**Dataset content:**
----------
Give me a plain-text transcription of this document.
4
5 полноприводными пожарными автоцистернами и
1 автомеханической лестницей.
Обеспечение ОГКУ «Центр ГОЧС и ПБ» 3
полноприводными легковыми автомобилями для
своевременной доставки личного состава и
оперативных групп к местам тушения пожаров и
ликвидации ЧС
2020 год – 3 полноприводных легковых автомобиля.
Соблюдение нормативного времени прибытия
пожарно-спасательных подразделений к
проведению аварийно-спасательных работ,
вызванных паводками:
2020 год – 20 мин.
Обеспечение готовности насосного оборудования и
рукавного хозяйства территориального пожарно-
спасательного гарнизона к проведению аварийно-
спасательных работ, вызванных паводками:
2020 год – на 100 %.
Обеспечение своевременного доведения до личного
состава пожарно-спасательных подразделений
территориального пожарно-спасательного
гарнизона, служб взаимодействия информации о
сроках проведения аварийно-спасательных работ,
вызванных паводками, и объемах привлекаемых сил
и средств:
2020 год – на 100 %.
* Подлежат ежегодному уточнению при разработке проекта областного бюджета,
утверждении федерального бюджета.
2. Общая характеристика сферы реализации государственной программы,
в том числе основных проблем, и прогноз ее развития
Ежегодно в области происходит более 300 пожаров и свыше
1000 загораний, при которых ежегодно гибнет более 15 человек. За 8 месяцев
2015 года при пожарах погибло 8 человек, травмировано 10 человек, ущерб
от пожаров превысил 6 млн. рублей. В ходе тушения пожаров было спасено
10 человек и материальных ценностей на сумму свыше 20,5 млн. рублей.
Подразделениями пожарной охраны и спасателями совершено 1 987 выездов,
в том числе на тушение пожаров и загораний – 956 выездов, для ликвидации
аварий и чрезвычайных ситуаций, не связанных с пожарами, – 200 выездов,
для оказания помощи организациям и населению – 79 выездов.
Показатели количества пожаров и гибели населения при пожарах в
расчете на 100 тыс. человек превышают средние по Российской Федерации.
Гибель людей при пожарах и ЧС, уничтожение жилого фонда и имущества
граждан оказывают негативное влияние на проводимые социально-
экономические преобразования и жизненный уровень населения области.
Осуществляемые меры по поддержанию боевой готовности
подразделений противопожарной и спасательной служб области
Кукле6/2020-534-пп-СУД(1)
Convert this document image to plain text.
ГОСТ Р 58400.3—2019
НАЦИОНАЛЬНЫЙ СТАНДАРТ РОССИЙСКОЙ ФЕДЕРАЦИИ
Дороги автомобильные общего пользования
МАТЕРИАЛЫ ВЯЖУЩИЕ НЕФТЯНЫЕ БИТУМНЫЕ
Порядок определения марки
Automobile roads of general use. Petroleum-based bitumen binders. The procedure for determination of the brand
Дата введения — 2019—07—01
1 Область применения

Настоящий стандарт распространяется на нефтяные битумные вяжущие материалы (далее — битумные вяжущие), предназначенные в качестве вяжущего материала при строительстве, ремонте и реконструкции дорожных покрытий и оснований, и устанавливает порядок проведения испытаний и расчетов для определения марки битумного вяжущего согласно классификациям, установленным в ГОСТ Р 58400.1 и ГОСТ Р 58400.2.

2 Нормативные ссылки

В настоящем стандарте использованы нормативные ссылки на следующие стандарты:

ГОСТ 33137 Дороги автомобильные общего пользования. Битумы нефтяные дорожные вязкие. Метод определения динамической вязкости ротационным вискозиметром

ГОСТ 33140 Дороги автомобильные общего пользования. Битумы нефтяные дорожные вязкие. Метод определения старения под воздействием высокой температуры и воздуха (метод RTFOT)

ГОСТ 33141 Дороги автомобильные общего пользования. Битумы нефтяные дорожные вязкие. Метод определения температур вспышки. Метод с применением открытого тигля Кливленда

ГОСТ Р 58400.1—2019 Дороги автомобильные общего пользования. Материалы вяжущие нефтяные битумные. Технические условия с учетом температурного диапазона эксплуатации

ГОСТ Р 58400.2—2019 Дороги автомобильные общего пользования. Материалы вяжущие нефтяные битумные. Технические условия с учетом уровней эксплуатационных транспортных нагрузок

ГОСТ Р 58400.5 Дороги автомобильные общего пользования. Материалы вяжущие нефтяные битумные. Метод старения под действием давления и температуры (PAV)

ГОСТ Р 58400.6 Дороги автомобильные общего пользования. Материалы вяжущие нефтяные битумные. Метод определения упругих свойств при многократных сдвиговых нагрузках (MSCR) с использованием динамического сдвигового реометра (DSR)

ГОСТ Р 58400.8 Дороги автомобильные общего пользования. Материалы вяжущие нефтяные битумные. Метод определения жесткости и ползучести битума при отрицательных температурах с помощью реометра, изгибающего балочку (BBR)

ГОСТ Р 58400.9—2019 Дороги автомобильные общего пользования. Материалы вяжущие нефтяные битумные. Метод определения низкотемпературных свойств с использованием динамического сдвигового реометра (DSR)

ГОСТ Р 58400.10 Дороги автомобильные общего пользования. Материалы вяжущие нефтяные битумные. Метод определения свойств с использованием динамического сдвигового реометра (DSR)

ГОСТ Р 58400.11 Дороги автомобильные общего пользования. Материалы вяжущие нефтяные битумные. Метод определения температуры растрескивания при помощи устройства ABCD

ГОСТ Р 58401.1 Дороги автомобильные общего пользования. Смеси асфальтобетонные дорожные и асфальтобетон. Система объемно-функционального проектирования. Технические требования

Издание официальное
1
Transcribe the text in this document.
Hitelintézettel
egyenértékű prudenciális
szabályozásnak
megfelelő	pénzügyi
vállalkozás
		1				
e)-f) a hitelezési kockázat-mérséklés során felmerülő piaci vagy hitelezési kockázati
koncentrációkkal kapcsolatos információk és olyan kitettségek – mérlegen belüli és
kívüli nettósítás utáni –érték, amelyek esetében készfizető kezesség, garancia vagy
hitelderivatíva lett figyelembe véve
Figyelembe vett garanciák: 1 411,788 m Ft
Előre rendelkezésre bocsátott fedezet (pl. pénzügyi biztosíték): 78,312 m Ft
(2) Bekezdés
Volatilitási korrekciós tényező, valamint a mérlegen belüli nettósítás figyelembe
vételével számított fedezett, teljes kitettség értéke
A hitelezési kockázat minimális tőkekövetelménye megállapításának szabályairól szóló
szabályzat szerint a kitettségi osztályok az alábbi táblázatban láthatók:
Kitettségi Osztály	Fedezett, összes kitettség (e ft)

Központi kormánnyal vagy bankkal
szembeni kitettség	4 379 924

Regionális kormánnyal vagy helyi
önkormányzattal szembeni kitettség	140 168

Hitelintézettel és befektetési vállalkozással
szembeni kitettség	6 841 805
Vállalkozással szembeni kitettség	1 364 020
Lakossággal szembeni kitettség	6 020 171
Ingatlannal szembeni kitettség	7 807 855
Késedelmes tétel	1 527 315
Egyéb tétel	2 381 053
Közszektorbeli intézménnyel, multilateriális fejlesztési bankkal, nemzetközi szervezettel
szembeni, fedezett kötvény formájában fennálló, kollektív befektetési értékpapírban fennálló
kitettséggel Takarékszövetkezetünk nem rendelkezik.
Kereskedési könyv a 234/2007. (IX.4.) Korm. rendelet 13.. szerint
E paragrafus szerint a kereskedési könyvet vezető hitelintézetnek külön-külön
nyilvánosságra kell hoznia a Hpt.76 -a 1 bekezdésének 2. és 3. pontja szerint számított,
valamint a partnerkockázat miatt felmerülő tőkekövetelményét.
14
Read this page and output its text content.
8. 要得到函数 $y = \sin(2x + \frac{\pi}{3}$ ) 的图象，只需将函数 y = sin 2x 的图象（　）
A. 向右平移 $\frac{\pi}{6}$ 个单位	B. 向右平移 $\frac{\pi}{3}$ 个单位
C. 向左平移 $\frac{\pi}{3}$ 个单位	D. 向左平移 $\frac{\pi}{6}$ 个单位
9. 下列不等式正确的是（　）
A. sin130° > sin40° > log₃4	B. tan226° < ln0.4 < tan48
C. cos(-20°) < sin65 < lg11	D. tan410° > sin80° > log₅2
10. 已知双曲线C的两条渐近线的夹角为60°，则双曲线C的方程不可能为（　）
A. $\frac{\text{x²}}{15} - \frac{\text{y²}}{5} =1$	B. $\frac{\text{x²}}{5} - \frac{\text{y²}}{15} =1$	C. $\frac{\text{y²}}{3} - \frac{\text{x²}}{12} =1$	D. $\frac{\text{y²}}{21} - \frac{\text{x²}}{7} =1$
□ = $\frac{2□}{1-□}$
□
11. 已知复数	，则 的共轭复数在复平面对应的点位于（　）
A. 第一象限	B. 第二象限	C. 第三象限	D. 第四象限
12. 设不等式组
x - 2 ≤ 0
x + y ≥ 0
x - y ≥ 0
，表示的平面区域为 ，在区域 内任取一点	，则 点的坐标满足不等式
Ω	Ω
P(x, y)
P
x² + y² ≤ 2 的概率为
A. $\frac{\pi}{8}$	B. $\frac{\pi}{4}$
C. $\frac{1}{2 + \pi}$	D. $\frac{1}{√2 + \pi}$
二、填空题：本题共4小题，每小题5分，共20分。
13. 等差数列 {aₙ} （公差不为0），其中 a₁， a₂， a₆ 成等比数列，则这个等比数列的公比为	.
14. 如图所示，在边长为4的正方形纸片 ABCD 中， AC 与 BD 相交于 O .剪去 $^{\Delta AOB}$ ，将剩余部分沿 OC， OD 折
----------
**What needs to be done:** Display every line of the listing that contains the string "вязкие".

**Result of this task:**
ГОСТ 33137 Дороги автомобильные общего пользования. Битумы нефтяные дорожные вязкие. Метод определения динамической вязкости ротационным вискозиметром
ГОСТ 33140 Дороги автомобильные общего пользования. Битумы нефтяные дорожные вязкие. Метод определения старения под воздействием высокой температуры и воздуха (метод RTFOT)
ГОСТ 33141 Дороги автомобильные общего пользования. Битумы нефтяные дорожные вязкие. Метод определения температур вспышки. Метод с применением открытого тигля Кливленда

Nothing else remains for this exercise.